Convert each line of the data below into a JSON array of strings, one string per line, skipping blank lines and omitting the pictures.

··········

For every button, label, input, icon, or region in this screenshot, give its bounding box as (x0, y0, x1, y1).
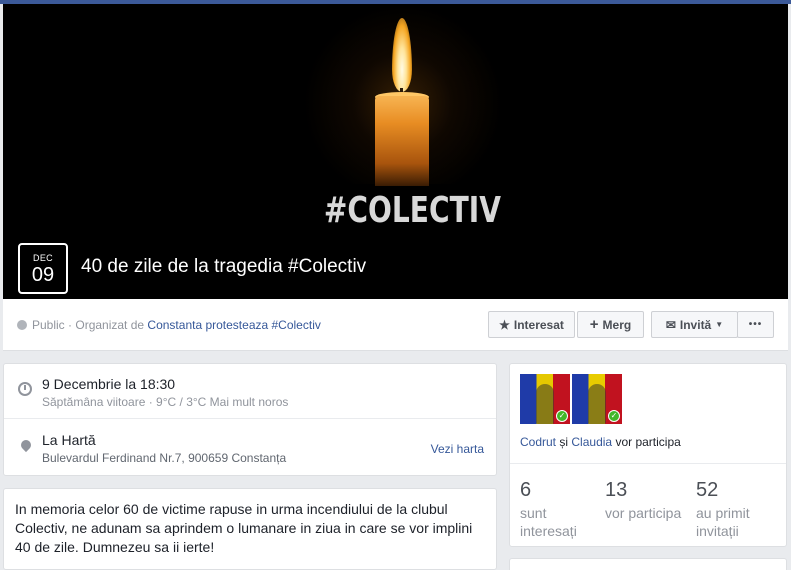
event-address: Bulevardul Ferdinand Nr.7, 900659 Consta… (42, 451, 287, 465)
more-dots-icon: ••• (748, 319, 763, 330)
view-map-link[interactable]: Vezi harta (431, 442, 484, 456)
invite-label: Invită (679, 317, 712, 332)
date-day: 09 (31, 264, 55, 286)
event-details-card: 9 Decembrie la 18:30 Săptămâna viitoare … (3, 363, 497, 476)
stat-label: vor participa (605, 505, 682, 521)
stat-count: 6 (520, 479, 532, 501)
stat-invited[interactable]: 52 au primit invitații (696, 479, 776, 540)
date-month: DEC (33, 253, 53, 263)
cover-hashtag-text: #COLECTIV (323, 190, 501, 231)
next-card (509, 558, 787, 570)
invite-button[interactable]: ✉ Invită ▼ (651, 311, 738, 338)
event-action-bar: Public · Organizat de Constanta proteste… (3, 299, 788, 351)
check-icon: ✓ (556, 410, 568, 422)
clock-icon (18, 382, 32, 396)
stat-going[interactable]: 13 vor participa (605, 479, 695, 522)
friend-name-2[interactable]: Claudia (571, 435, 612, 449)
event-cover-photo[interactable]: #COLECTIV DEC 09 40 de zile de la traged… (3, 4, 788, 299)
interested-label: Interesat (513, 317, 564, 332)
chevron-down-icon: ▼ (715, 320, 724, 329)
going-friends-line: Codrut și Claudia vor participa (520, 435, 681, 449)
globe-icon (17, 320, 27, 330)
stat-label: au primit invitații (696, 505, 750, 539)
event-date-badge: DEC 09 (18, 243, 68, 294)
stat-count: 52 (696, 479, 719, 501)
event-description-card: In memoria celor 60 de victime rapuse in… (3, 488, 497, 570)
envelope-icon: ✉ (665, 317, 676, 332)
map-pin-icon (18, 437, 34, 453)
and-word: și (559, 435, 569, 449)
avatar[interactable]: ✓ (572, 374, 622, 424)
event-datetime-sub: Săptămâna viitoare · 9°C / 3°C Mai mult … (42, 395, 289, 409)
stat-interested[interactable]: 6 sunt interesați (520, 479, 600, 540)
candle-image (375, 96, 429, 186)
plus-icon: + (589, 316, 599, 333)
event-location-row: La Hartă Bulevardul Ferdinand Nr.7, 9006… (4, 420, 496, 476)
organizer-link[interactable]: Constanta protesteaza #Colectiv (147, 318, 320, 332)
event-place[interactable]: La Hartă (42, 432, 96, 448)
friend-name-1[interactable]: Codrut (520, 435, 556, 449)
privacy-label: Public (32, 318, 65, 332)
more-options-button[interactable]: ••• (737, 311, 774, 338)
stat-count: 13 (605, 479, 628, 501)
event-title: 40 de zile de la tragedia #Colectiv (81, 256, 367, 277)
guests-card: ✓ ✓ Codrut și Claudia vor participa 6 su… (509, 363, 787, 547)
avatar-person (588, 384, 606, 424)
event-datetime: 9 Decembrie la 18:30 (42, 376, 176, 392)
going-button[interactable]: + Merg (577, 311, 644, 338)
avatar[interactable]: ✓ (520, 374, 570, 424)
event-meta: Public · Organizat de Constanta proteste… (17, 318, 321, 332)
divider (510, 463, 786, 464)
stat-label: sunt interesați (520, 505, 577, 539)
star-icon: ★ (499, 317, 510, 332)
event-time-row: 9 Decembrie la 18:30 Săptămâna viitoare … (4, 364, 496, 419)
going-suffix: vor participa (615, 435, 681, 449)
interested-button[interactable]: ★ Interesat (488, 311, 575, 338)
check-icon: ✓ (608, 410, 620, 422)
event-description: In memoria celor 60 de victime rapuse in… (15, 501, 473, 555)
avatar-person (536, 384, 554, 424)
going-label: Merg (602, 317, 632, 332)
organized-by-label: · Organizat de (68, 318, 145, 332)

··········

Correct result:
[
  "For every button, label, input, icon, or region in this screenshot, give its bounding box as (x0, y0, x1, y1).",
  "event-address: Bulevardul Ferdinand Nr.7, 900659 Consta… (42, 451, 287, 465)",
  "more-dots-icon: ••• (748, 319, 763, 330)",
  "view-map-link[interactable]: Vezi harta (431, 442, 484, 456)",
  "invite-label: Invită (679, 317, 712, 332)",
  "date-day: 09 (31, 264, 55, 286)",
  "event-details-card: 9 Decembrie la 18:30 Săptămâna viitoare … (3, 363, 497, 476)",
  "stat-label: vor participa (605, 505, 682, 521)",
  "stat-count: 6 (520, 479, 532, 501)",
  "stat-invited[interactable]: 52 au primit invitații (696, 479, 776, 540)",
  "date-month: DEC (33, 253, 53, 263)",
  "cover-hashtag-text: #COLECTIV (323, 190, 501, 231)",
  "next-card (509, 558, 787, 570)",
  "invite-button[interactable]: ✉ Invită ▼ (651, 311, 738, 338)",
  "event-action-bar: Public · Organizat de Constanta proteste… (3, 299, 788, 351)",
  "check-icon: ✓ (556, 410, 568, 422)",
  "clock-icon (18, 382, 32, 396)",
  "stat-going[interactable]: 13 vor participa (605, 479, 695, 522)",
  "friend-name-2[interactable]: Claudia (571, 435, 612, 449)",
  "event-cover-photo[interactable]: #COLECTIV DEC 09 40 de zile de la traged… (3, 4, 788, 299)",
  "interested-label: Interesat (513, 317, 564, 332)",
  "chevron-down-icon: ▼ (715, 320, 724, 329)",
  "going-friends-line: Codrut și Claudia vor participa (520, 435, 681, 449)",
  "globe-icon (17, 320, 27, 330)",
  "stat-label: au primit invitații (696, 505, 750, 539)",
  "event-date-badge: DEC 09 (18, 243, 68, 294)",
  "stat-count: 52 (696, 479, 719, 501)",
  "event-description-card: In memoria celor 60 de victime rapuse in… (3, 488, 497, 570)",
  "envelope-icon: ✉ (665, 317, 676, 332)",
  "map-pin-icon (18, 437, 34, 453)",
  "and-word: și (559, 435, 569, 449)",
  "avatar[interactable]: ✓ (572, 374, 622, 424)",
  "event-datetime-sub: Săptămâna viitoare · 9°C / 3°C Mai mult … (42, 395, 289, 409)",
  "stat-interested[interactable]: 6 sunt interesați (520, 479, 600, 540)",
  "candle-image (375, 96, 429, 186)",
  "plus-icon: + (589, 316, 599, 333)",
  "event-location-row: La Hartă Bulevardul Ferdinand Nr.7, 9006… (4, 420, 496, 476)",
  "organizer-link[interactable]: Constanta protesteaza #Colectiv (147, 318, 320, 332)",
  "event-place[interactable]: La Hartă (42, 432, 96, 448)",
  "friend-name-1[interactable]: Codrut (520, 435, 556, 449)",
  "privacy-label: Public (32, 318, 65, 332)",
  "more-options-button[interactable]: ••• (737, 311, 774, 338)",
  "stat-count: 13 (605, 479, 628, 501)",
  "event-title: 40 de zile de la tragedia #Colectiv (81, 256, 367, 277)",
  "guests-card: ✓ ✓ Codrut și Claudia vor participa 6 su… (509, 363, 787, 547)",
  "avatar-person (588, 384, 606, 424)",
  "event-datetime: 9 Decembrie la 18:30 (42, 376, 176, 392)",
  "going-button[interactable]: + Merg (577, 311, 644, 338)",
  "avatar[interactable]: ✓ (520, 374, 570, 424)",
  "event-meta: Public · Organizat de Constanta proteste… (17, 318, 321, 332)",
  "divider (510, 463, 786, 464)",
  "stat-label: sunt interesați (520, 505, 577, 539)",
  "star-icon: ★ (499, 317, 510, 332)",
  "event-time-row: 9 Decembrie la 18:30 Săptămâna viitoare … (4, 364, 496, 419)",
  "going-suffix: vor participa (615, 435, 681, 449)",
  "interested-button[interactable]: ★ Interesat (488, 311, 575, 338)",
  "check-icon: ✓ (608, 410, 620, 422)",
  "event-description: In memoria celor 60 de victime rapuse in… (15, 501, 473, 555)",
  "avatar-person (536, 384, 554, 424)",
  "going-label: Merg (602, 317, 632, 332)",
  "organized-by-label: · Organizat de (68, 318, 145, 332)"
]